- [What is asked] Copy out, from the entries below, each line holding the string "name".

- [A run of records]

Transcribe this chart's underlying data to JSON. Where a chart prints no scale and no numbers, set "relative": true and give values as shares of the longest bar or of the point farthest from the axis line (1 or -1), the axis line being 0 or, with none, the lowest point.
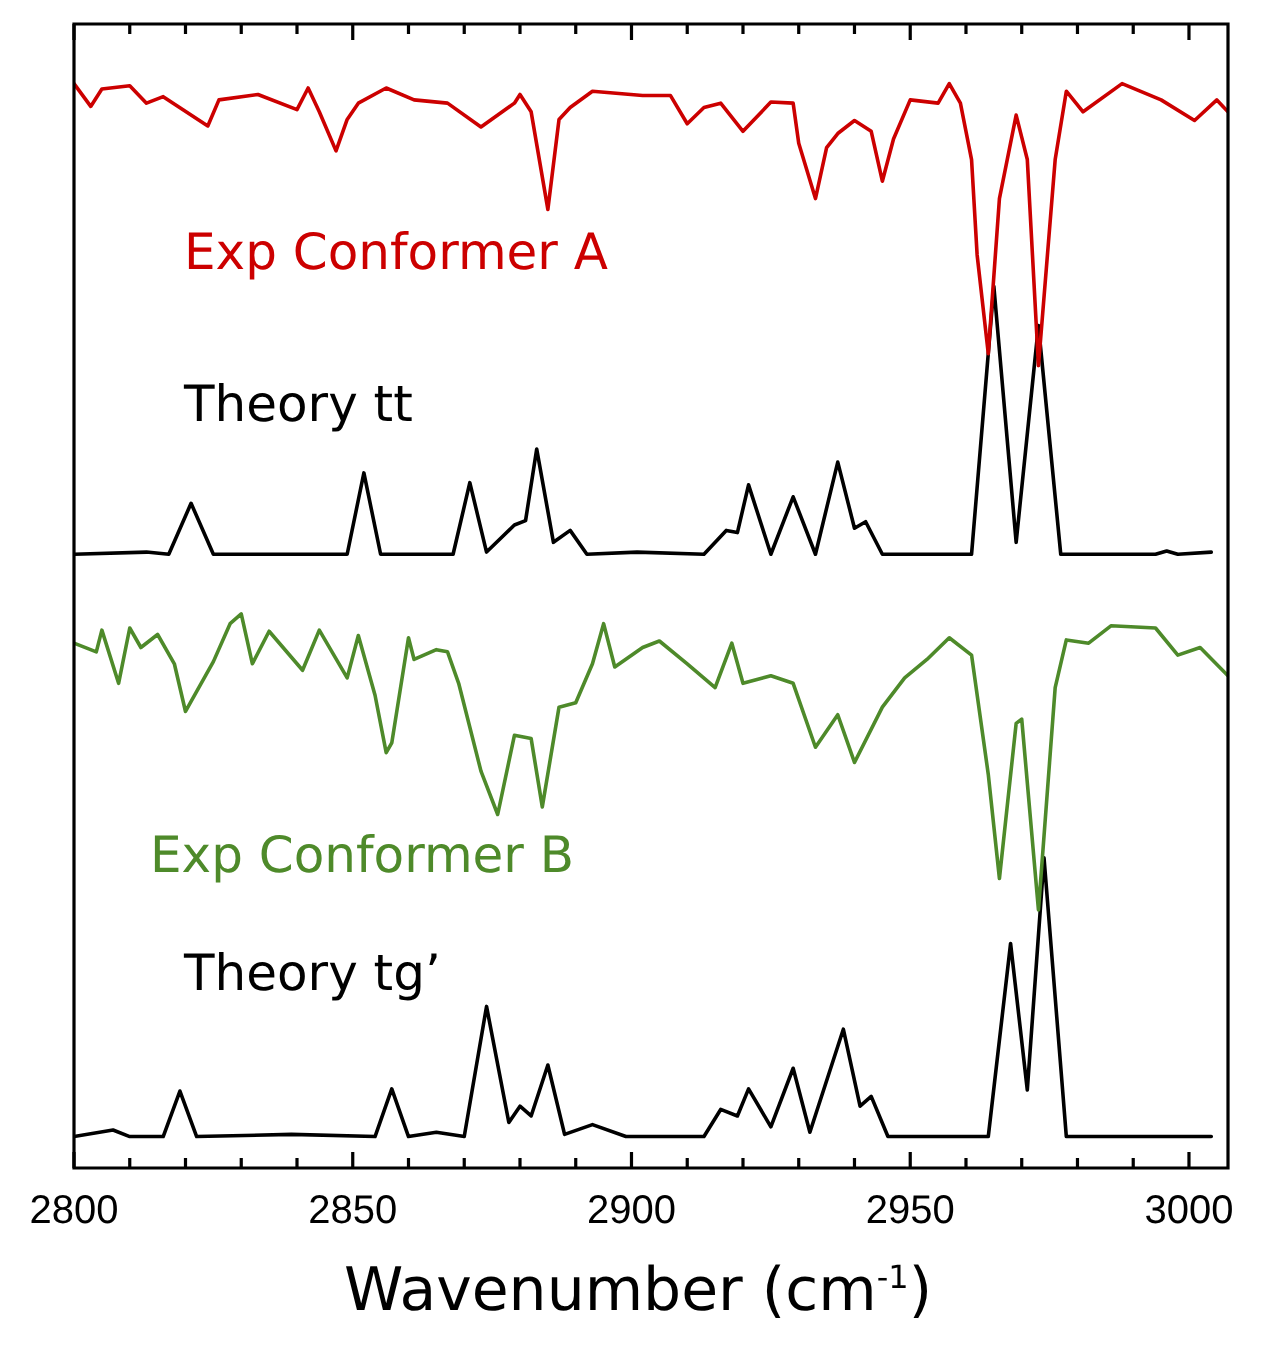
{
  "chart_data": {
    "type": "line",
    "relative": true,
    "xlabel": "Wavenumber (cm$^{-1}$)",
    "xlim": [
      2800,
      3007
    ],
    "xticks": [
      2800,
      {
        "value": 2810,
        "label": null
      },
      {
        "value": 2820,
        "label": null
      },
      {
        "value": 2830,
        "label": null
      },
      {
        "value": 2840,
        "label": null
      },
      2850,
      {
        "value": 2860,
        "label": null
      },
      {
        "value": 2870,
        "label": null
      },
      {
        "value": 2880,
        "label": null
      },
      {
        "value": 2890,
        "label": null
      },
      2900,
      {
        "value": 2910,
        "label": null
      },
      {
        "value": 2920,
        "label": null
      },
      {
        "value": 2930,
        "label": null
      },
      {
        "value": 2940,
        "label": null
      },
      2950,
      {
        "value": 2960,
        "label": null
      },
      {
        "value": 2970,
        "label": null
      },
      {
        "value": 2980,
        "label": null
      },
      {
        "value": 2990,
        "label": null
      },
      3000
    ],
    "grid": false,
    "legend": false,
    "marker": "none",
    "line_style": "solid",
    "series": [
      {
        "name": "Exp Conformer A",
        "color": "#cc0000",
        "x": [
          2800,
          2803,
          2805,
          2810,
          2813,
          2816,
          2824,
          2826,
          2833,
          2840,
          2842,
          2844,
          2847,
          2849,
          2851,
          2856,
          2861,
          2867,
          2873,
          2879,
          2880,
          2882,
          2885,
          2887,
          2889,
          2893,
          2902,
          2907,
          2910,
          2913,
          2916,
          2920,
          2925,
          2929,
          2930,
          2933,
          2935,
          2937,
          2940,
          2943,
          2945,
          2947,
          2950,
          2955,
          2957,
          2959,
          2961,
          2962,
          2964,
          2966,
          2969,
          2971,
          2973,
          2976,
          2978,
          2981,
          2988,
          2995,
          3001,
          3005,
          3007
        ],
        "values": [
          1.0,
          0.979,
          0.995,
          0.998,
          0.982,
          0.988,
          0.961,
          0.985,
          0.99,
          0.976,
          0.996,
          0.974,
          0.938,
          0.967,
          0.982,
          0.996,
          0.985,
          0.982,
          0.96,
          0.982,
          0.99,
          0.974,
          0.884,
          0.967,
          0.978,
          0.993,
          0.989,
          0.989,
          0.963,
          0.978,
          0.982,
          0.956,
          0.983,
          0.982,
          0.945,
          0.894,
          0.941,
          0.954,
          0.966,
          0.956,
          0.91,
          0.949,
          0.985,
          0.982,
          1.0,
          0.982,
          0.93,
          0.842,
          0.751,
          0.894,
          0.971,
          0.93,
          0.74,
          0.93,
          0.993,
          0.974,
          1.0,
          0.985,
          0.966,
          0.985,
          0.974
        ]
      },
      {
        "name": "Theory tt",
        "color": "#000000",
        "x": [
          2800,
          2813,
          2817,
          2821,
          2825,
          2849,
          2852,
          2855,
          2868,
          2871,
          2874,
          2879,
          2881,
          2883,
          2886,
          2889,
          2892,
          2901,
          2913,
          2917,
          2919,
          2921,
          2925,
          2929,
          2933,
          2937,
          2940,
          2942,
          2945,
          2961,
          2965,
          2969,
          2973,
          2977,
          2994,
          2996,
          2998,
          3004
        ],
        "values": [
          0.566,
          0.568,
          0.566,
          0.613,
          0.566,
          0.566,
          0.641,
          0.566,
          0.566,
          0.632,
          0.568,
          0.593,
          0.597,
          0.663,
          0.577,
          0.588,
          0.566,
          0.568,
          0.566,
          0.588,
          0.586,
          0.63,
          0.566,
          0.619,
          0.566,
          0.651,
          0.59,
          0.596,
          0.566,
          0.566,
          0.813,
          0.577,
          0.777,
          0.566,
          0.566,
          0.569,
          0.566,
          0.568
        ]
      },
      {
        "name": "Exp Conformer B",
        "color": "#4e8a2a",
        "x": [
          2800,
          2804,
          2805,
          2808,
          2810,
          2812,
          2815,
          2818,
          2820,
          2825,
          2828,
          2830,
          2832,
          2835,
          2841,
          2844,
          2849,
          2851,
          2854,
          2856,
          2857,
          2860,
          2861,
          2865,
          2867,
          2869,
          2873,
          2876,
          2879,
          2882,
          2884,
          2887,
          2890,
          2893,
          2895,
          2897,
          2902,
          2905,
          2910,
          2915,
          2918,
          2920,
          2925,
          2929,
          2933,
          2937,
          2940,
          2945,
          2949,
          2953,
          2957,
          2961,
          2964,
          2966,
          2969,
          2970,
          2973,
          2976,
          2978,
          2982,
          2986,
          2994,
          2998,
          3002,
          3007
        ],
        "values": [
          0.484,
          0.476,
          0.496,
          0.447,
          0.498,
          0.48,
          0.492,
          0.465,
          0.421,
          0.467,
          0.502,
          0.511,
          0.465,
          0.495,
          0.459,
          0.496,
          0.452,
          0.491,
          0.436,
          0.383,
          0.392,
          0.489,
          0.469,
          0.478,
          0.476,
          0.447,
          0.366,
          0.326,
          0.399,
          0.396,
          0.333,
          0.425,
          0.429,
          0.465,
          0.502,
          0.462,
          0.48,
          0.486,
          0.465,
          0.443,
          0.484,
          0.447,
          0.454,
          0.447,
          0.388,
          0.418,
          0.374,
          0.425,
          0.452,
          0.469,
          0.489,
          0.473,
          0.363,
          0.267,
          0.41,
          0.414,
          0.238,
          0.443,
          0.487,
          0.484,
          0.5,
          0.498,
          0.473,
          0.48,
          0.454
        ]
      },
      {
        "name": "Theory tg’",
        "color": "#000000",
        "x": [
          2800,
          2807,
          2810,
          2816,
          2819,
          2822,
          2839,
          2854,
          2857,
          2860,
          2865,
          2870,
          2874,
          2878,
          2880,
          2882,
          2885,
          2888,
          2893,
          2899,
          2913,
          2916,
          2919,
          2921,
          2925,
          2929,
          2932,
          2938,
          2941,
          2943,
          2946,
          2964,
          2968,
          2971,
          2974,
          2978,
          3004
        ],
        "values": [
          0.029,
          0.035,
          0.029,
          0.029,
          0.071,
          0.029,
          0.031,
          0.029,
          0.073,
          0.029,
          0.033,
          0.029,
          0.149,
          0.042,
          0.057,
          0.048,
          0.095,
          0.031,
          0.04,
          0.029,
          0.029,
          0.054,
          0.048,
          0.073,
          0.038,
          0.092,
          0.033,
          0.128,
          0.057,
          0.066,
          0.029,
          0.029,
          0.207,
          0.072,
          0.286,
          0.029,
          0.029
        ]
      }
    ]
  }
}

- [Result]
        "name": "Exp Conformer A",
        "name": "Theory tt",
        "name": "Exp Conformer B",
        "name": "Theory tg’",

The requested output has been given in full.